Given task:
Reproduce the entries in full, with no changes.

Records for processing:
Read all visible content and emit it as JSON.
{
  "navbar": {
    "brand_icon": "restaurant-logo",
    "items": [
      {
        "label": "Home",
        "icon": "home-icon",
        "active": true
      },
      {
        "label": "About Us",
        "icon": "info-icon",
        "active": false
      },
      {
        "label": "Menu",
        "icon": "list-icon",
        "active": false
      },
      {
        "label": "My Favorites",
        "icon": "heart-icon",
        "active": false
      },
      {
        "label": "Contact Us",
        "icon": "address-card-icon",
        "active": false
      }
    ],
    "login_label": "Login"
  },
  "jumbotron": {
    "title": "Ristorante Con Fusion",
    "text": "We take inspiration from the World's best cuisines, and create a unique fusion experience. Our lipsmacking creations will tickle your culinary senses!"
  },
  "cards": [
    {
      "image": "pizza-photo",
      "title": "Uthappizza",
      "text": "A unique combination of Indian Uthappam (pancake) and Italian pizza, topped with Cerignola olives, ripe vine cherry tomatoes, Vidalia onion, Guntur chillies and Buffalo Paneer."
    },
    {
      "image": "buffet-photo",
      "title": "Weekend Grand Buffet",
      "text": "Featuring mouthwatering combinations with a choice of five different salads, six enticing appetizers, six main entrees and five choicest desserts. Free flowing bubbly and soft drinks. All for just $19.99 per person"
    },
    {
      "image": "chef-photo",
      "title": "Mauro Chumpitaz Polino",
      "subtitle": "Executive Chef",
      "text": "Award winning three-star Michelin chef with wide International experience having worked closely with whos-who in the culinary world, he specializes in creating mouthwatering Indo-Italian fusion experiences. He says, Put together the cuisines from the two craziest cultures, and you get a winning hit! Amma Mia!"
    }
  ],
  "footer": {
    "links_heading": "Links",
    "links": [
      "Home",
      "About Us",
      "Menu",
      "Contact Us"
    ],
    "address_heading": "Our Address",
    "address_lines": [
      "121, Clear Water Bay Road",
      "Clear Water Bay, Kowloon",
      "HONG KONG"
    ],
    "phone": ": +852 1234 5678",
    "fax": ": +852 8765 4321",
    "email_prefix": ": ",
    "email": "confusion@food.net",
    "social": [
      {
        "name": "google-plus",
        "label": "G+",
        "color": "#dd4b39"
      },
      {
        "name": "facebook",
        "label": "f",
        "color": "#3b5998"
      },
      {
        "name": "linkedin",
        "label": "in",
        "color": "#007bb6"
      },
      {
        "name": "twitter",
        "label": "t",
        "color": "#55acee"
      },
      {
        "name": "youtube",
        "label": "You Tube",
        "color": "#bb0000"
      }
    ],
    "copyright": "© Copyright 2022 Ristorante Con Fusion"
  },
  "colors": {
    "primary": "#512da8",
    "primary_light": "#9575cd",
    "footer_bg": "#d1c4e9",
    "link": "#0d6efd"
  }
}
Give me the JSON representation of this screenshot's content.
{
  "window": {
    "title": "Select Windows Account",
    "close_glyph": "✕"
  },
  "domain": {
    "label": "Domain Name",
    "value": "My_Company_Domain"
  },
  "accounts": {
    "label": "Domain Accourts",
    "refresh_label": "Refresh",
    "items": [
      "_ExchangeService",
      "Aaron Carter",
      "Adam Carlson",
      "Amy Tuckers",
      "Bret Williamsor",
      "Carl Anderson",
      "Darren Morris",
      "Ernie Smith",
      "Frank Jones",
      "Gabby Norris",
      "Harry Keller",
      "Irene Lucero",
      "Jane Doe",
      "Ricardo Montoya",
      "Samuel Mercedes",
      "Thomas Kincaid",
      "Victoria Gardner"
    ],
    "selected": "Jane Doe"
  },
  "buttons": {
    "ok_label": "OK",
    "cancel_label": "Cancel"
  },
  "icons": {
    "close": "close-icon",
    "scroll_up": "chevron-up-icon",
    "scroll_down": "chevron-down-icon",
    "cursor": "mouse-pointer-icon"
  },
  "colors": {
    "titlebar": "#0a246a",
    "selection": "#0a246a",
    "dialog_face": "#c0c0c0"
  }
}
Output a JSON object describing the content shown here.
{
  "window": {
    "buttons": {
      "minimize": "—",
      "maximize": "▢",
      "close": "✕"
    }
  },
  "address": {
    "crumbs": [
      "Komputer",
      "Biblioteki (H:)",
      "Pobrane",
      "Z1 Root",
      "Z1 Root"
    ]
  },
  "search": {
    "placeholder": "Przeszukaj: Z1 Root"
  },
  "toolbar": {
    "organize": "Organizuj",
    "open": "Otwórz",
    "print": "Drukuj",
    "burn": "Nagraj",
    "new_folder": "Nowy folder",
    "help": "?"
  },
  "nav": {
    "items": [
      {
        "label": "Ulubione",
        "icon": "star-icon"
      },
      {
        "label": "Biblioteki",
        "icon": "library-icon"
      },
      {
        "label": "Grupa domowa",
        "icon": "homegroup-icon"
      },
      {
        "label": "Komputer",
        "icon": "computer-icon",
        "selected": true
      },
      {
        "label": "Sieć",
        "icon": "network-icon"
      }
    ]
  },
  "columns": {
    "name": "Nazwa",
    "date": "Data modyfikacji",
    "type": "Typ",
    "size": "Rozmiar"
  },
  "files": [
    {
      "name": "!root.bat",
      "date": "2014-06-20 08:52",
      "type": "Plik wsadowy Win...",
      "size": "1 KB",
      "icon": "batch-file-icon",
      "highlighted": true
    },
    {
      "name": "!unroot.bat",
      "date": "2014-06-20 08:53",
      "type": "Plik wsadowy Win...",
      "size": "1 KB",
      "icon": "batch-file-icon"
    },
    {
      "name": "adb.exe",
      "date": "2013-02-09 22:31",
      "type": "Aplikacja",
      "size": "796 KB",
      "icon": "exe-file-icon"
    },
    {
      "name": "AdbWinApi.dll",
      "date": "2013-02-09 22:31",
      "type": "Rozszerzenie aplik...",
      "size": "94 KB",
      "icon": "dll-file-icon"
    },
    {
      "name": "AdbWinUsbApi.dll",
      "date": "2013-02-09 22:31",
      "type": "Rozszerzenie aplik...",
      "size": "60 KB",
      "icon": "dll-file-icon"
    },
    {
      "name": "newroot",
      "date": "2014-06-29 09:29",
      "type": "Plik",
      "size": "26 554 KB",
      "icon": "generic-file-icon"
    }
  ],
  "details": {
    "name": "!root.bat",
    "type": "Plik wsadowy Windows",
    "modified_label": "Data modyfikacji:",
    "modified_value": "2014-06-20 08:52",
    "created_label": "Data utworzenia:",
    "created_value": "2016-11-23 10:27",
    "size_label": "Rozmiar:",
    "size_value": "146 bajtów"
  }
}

Reply to the task:
Read all visible content and emit it as JSON.
{
  "navbar": {
    "brand_icon": "restaurant-logo",
    "items": [
      {
        "label": "Home",
        "icon": "home-icon",
        "active": true
      },
      {
        "label": "About Us",
        "icon": "info-icon",
        "active": false
      },
      {
        "label": "Menu",
        "icon": "list-icon",
        "active": false
      },
      {
        "label": "My Favorites",
        "icon": "heart-icon",
        "active": false
      },
      {
        "label": "Contact Us",
        "icon": "address-card-icon",
        "active": false
      }
    ],
    "login_label": "Login"
  },
  "jumbotron": {
    "title": "Ristorante Con Fusion",
    "text": "We take inspiration from the World's best cuisines, and create a unique fusion experience. Our lipsmacking creations will tickle your culinary senses!"
  },
  "cards": [
    {
      "image": "pizza-photo",
      "title": "Uthappizza",
      "text": "A unique combination of Indian Uthappam (pancake) and Italian pizza, topped with Cerignola olives, ripe vine cherry tomatoes, Vidalia onion, Guntur chillies and Buffalo Paneer."
    },
    {
      "image": "buffet-photo",
      "title": "Weekend Grand Buffet",
      "text": "Featuring mouthwatering combinations with a choice of five different salads, six enticing appetizers, six main entrees and five choicest desserts. Free flowing bubbly and soft drinks. All for just $19.99 per person"
    },
    {
      "image": "chef-photo",
      "title": "Mauro Chumpitaz Polino",
      "subtitle": "Executive Chef",
      "text": "Award winning three-star Michelin chef with wide International experience having worked closely with whos-who in the culinary world, he specializes in creating mouthwatering Indo-Italian fusion experiences. He says, Put together the cuisines from the two craziest cultures, and you get a winning hit! Amma Mia!"
    }
  ],
  "footer": {
    "links_heading": "Links",
    "links": [
      "Home",
      "About Us",
      "Menu",
      "Contact Us"
    ],
    "address_heading": "Our Address",
    "address_lines": [
      "121, Clear Water Bay Road",
      "Clear Water Bay, Kowloon",
      "HONG KONG"
    ],
    "phone": ": +852 1234 5678",
    "fax": ": +852 8765 4321",
    "email_prefix": ": ",
    "email": "confusion@food.net",
    "social": [
      {
        "name": "google-plus",
        "label": "G+",
        "color": "#dd4b39"
      },
      {
        "name": "facebook",
        "label": "f",
        "color": "#3b5998"
      },
      {
        "name": "linkedin",
        "label": "in",
        "color": "#007bb6"
      },
      {
        "name": "twitter",
        "label": "t",
        "color": "#55acee"
      },
      {
        "name": "youtube",
        "label": "You Tube",
        "color": "#bb0000"
      }
    ],
    "copyright": "© Copyright 2022 Ristorante Con Fusion"
  },
  "colors": {
    "primary": "#512da8",
    "primary_light": "#9575cd",
    "footer_bg": "#d1c4e9",
    "link": "#0d6efd"
  }
}
Give me the JSON representation of this screenshot's content.
{
  "window": {
    "title": "Select Windows Account",
    "close_glyph": "✕"
  },
  "domain": {
    "label": "Domain Name",
    "value": "My_Company_Domain"
  },
  "accounts": {
    "label": "Domain Accourts",
    "refresh_label": "Refresh",
    "items": [
      "_ExchangeService",
      "Aaron Carter",
      "Adam Carlson",
      "Amy Tuckers",
      "Bret Williamsor",
      "Carl Anderson",
      "Darren Morris",
      "Ernie Smith",
      "Frank Jones",
      "Gabby Norris",
      "Harry Keller",
      "Irene Lucero",
      "Jane Doe",
      "Ricardo Montoya",
      "Samuel Mercedes",
      "Thomas Kincaid",
      "Victoria Gardner"
    ],
    "selected": "Jane Doe"
  },
  "buttons": {
    "ok_label": "OK",
    "cancel_label": "Cancel"
  },
  "icons": {
    "close": "close-icon",
    "scroll_up": "chevron-up-icon",
    "scroll_down": "chevron-down-icon",
    "cursor": "mouse-pointer-icon"
  },
  "colors": {
    "titlebar": "#0a246a",
    "selection": "#0a246a",
    "dialog_face": "#c0c0c0"
  }
}
Output a JSON object describing the content shown here.
{
  "window": {
    "buttons": {
      "minimize": "—",
      "maximize": "▢",
      "close": "✕"
    }
  },
  "address": {
    "crumbs": [
      "Komputer",
      "Biblioteki (H:)",
      "Pobrane",
      "Z1 Root",
      "Z1 Root"
    ]
  },
  "search": {
    "placeholder": "Przeszukaj: Z1 Root"
  },
  "toolbar": {
    "organize": "Organizuj",
    "open": "Otwórz",
    "print": "Drukuj",
    "burn": "Nagraj",
    "new_folder": "Nowy folder",
    "help": "?"
  },
  "nav": {
    "items": [
      {
        "label": "Ulubione",
        "icon": "star-icon"
      },
      {
        "label": "Biblioteki",
        "icon": "library-icon"
      },
      {
        "label": "Grupa domowa",
        "icon": "homegroup-icon"
      },
      {
        "label": "Komputer",
        "icon": "computer-icon",
        "selected": true
      },
      {
        "label": "Sieć",
        "icon": "network-icon"
      }
    ]
  },
  "columns": {
    "name": "Nazwa",
    "date": "Data modyfikacji",
    "type": "Typ",
    "size": "Rozmiar"
  },
  "files": [
    {
      "name": "!root.bat",
      "date": "2014-06-20 08:52",
      "type": "Plik wsadowy Win...",
      "size": "1 KB",
      "icon": "batch-file-icon",
      "highlighted": true
    },
    {
      "name": "!unroot.bat",
      "date": "2014-06-20 08:53",
      "type": "Plik wsadowy Win...",
      "size": "1 KB",
      "icon": "batch-file-icon"
    },
    {
      "name": "adb.exe",
      "date": "2013-02-09 22:31",
      "type": "Aplikacja",
      "size": "796 KB",
      "icon": "exe-file-icon"
    },
    {
      "name": "AdbWinApi.dll",
      "date": "2013-02-09 22:31",
      "type": "Rozszerzenie aplik...",
      "size": "94 KB",
      "icon": "dll-file-icon"
    },
    {
      "name": "AdbWinUsbApi.dll",
      "date": "2013-02-09 22:31",
      "type": "Rozszerzenie aplik...",
      "size": "60 KB",
      "icon": "dll-file-icon"
    },
    {
      "name": "newroot",
      "date": "2014-06-29 09:29",
      "type": "Plik",
      "size": "26 554 KB",
      "icon": "generic-file-icon"
    }
  ],
  "details": {
    "name": "!root.bat",
    "type": "Plik wsadowy Windows",
    "modified_label": "Data modyfikacji:",
    "modified_value": "2014-06-20 08:52",
    "created_label": "Data utworzenia:",
    "created_value": "2016-11-23 10:27",
    "size_label": "Rozmiar:",
    "size_value": "146 bajtów"
  }
}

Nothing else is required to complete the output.